* _Task instructions_
Across the entries below, how many lines contain the string "instructor"? Give only the count.

* _Data_
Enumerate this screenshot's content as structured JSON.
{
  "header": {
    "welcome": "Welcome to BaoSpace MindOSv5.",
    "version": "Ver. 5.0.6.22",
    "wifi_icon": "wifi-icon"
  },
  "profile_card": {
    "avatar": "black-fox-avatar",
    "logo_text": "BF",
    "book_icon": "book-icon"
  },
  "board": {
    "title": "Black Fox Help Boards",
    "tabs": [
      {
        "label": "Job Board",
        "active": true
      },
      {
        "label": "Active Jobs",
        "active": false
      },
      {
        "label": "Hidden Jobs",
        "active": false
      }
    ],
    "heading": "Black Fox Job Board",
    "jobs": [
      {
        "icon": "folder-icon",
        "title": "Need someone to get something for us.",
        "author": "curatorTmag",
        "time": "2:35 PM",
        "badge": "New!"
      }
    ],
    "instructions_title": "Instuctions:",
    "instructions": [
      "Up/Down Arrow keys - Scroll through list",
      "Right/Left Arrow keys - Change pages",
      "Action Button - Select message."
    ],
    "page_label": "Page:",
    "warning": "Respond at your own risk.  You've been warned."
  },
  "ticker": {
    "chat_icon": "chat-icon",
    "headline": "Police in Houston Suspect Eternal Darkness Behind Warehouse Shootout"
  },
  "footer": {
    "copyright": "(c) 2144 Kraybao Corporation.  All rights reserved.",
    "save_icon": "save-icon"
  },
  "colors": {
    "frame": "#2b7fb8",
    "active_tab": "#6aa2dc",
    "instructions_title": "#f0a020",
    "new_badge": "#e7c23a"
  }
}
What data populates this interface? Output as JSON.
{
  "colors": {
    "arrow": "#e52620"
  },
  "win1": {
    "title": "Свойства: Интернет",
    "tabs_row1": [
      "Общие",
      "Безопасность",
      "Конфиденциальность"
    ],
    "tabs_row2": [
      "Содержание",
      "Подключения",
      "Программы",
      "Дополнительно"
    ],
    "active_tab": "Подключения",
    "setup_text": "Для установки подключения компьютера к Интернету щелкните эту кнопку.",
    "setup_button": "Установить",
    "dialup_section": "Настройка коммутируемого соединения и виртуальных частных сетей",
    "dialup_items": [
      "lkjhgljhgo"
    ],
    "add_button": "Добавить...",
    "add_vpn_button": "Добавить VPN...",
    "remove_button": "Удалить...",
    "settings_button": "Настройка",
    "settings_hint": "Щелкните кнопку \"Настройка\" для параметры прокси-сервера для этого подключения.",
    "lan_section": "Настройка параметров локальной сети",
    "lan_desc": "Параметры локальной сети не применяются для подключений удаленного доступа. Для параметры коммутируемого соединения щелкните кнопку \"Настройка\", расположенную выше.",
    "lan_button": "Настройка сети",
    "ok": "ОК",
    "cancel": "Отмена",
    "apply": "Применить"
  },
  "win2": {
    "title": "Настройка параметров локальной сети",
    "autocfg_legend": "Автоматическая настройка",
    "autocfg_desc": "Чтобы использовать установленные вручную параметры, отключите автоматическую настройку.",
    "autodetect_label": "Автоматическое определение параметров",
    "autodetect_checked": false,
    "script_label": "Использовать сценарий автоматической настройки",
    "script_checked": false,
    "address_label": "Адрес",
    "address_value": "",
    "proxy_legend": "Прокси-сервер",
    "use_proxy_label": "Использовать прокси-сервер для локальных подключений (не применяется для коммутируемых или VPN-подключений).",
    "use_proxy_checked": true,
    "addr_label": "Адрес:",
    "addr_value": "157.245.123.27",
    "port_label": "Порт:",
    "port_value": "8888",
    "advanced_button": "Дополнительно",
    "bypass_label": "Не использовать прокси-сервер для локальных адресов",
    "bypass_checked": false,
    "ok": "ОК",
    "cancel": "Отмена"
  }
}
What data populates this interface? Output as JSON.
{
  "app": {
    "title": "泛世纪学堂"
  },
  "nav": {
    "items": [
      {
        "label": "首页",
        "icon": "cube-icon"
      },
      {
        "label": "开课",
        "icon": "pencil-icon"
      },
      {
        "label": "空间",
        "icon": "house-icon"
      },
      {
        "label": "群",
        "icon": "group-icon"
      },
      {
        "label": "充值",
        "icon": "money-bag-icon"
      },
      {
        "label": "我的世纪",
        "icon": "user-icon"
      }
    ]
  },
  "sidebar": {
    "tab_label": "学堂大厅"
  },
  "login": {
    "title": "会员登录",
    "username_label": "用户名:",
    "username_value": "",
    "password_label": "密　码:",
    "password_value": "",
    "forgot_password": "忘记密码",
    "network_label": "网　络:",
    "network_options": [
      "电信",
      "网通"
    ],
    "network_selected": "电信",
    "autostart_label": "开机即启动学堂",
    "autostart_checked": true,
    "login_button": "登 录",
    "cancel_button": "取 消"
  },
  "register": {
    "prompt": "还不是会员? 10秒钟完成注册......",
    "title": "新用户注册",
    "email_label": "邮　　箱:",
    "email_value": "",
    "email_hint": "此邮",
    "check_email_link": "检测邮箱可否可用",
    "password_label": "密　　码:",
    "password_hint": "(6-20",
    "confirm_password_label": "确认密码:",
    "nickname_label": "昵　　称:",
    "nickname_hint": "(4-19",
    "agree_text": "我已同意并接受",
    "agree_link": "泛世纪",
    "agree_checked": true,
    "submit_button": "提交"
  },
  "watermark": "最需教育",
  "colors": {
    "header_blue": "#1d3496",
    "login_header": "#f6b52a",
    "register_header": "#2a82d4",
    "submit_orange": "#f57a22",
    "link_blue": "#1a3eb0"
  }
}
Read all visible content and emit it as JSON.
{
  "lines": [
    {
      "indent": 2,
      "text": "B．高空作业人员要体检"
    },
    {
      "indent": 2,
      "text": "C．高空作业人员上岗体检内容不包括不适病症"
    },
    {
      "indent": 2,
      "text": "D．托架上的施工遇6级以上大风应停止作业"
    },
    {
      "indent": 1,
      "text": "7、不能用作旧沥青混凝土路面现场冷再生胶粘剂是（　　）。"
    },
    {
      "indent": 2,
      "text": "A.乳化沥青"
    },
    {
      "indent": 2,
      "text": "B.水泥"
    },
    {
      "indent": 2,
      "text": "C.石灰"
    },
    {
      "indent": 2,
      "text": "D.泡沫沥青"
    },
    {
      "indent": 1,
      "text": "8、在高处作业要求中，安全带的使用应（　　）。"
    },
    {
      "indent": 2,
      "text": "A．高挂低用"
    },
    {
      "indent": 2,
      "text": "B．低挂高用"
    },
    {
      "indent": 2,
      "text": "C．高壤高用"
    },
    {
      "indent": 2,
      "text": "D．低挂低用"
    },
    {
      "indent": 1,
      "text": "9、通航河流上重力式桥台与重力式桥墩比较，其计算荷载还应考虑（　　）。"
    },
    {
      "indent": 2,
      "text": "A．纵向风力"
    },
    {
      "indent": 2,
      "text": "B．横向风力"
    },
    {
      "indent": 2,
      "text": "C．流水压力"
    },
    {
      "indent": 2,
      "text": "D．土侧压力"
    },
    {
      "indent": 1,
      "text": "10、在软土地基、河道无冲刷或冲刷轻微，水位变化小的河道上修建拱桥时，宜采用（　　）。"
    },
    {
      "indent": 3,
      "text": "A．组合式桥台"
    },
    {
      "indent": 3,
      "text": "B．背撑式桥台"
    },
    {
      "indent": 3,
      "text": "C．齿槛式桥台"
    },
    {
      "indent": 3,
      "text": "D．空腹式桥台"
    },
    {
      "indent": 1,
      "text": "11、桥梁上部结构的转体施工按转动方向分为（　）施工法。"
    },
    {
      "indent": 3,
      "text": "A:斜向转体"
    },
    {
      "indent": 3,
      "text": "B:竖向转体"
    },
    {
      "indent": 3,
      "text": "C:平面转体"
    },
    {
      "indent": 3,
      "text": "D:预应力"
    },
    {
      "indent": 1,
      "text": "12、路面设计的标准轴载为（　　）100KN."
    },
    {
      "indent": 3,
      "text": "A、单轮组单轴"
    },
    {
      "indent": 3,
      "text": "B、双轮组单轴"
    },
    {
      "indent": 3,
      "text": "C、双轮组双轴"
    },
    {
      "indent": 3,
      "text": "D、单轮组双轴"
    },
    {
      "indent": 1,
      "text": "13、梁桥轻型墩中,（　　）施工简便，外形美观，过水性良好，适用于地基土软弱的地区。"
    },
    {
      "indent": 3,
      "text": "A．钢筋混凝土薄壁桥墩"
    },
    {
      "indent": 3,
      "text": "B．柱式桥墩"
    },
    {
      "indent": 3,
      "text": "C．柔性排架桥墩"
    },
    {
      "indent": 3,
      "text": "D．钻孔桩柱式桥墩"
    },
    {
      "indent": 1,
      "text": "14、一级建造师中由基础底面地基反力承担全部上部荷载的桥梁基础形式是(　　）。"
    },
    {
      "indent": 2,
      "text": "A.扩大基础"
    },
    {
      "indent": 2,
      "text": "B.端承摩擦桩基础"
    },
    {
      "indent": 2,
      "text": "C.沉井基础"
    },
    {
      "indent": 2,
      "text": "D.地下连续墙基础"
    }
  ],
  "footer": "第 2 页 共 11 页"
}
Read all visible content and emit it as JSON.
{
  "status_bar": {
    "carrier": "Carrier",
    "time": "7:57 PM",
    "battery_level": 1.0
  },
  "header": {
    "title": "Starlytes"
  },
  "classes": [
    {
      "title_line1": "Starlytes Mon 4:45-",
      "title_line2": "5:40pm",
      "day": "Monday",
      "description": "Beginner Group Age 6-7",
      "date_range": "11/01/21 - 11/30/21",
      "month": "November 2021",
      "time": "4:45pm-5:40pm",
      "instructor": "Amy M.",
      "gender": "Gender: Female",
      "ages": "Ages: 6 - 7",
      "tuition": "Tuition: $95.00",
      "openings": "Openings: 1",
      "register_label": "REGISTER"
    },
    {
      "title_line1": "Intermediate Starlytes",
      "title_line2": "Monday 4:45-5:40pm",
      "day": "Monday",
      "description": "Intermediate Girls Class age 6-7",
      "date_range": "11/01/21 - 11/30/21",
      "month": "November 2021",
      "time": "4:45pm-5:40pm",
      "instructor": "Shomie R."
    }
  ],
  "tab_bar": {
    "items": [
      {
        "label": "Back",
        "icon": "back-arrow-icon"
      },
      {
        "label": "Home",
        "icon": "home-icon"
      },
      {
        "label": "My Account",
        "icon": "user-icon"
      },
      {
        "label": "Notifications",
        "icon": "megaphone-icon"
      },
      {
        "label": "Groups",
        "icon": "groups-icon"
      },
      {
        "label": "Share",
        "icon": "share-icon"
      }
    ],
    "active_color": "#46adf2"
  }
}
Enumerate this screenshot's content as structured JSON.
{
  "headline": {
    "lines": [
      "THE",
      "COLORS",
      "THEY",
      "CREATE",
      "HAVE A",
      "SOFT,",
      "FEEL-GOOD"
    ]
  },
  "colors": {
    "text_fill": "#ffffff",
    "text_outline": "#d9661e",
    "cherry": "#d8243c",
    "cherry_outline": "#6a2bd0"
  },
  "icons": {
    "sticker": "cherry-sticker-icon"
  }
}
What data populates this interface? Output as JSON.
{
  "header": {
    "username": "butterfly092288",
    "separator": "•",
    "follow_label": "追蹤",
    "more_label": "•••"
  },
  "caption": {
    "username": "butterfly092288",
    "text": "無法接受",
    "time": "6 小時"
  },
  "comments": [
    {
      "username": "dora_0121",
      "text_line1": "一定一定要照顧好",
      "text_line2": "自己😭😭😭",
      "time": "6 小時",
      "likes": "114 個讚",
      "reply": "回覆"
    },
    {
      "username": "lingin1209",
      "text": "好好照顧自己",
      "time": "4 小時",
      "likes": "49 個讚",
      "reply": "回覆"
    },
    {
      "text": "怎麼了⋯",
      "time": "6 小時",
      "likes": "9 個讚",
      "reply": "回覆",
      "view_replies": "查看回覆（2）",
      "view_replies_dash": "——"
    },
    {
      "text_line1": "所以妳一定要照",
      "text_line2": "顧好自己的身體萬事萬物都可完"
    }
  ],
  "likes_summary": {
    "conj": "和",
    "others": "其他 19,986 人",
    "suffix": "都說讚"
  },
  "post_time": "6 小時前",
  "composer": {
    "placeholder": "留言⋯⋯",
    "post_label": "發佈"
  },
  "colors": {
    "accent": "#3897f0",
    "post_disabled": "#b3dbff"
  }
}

* _Response_
2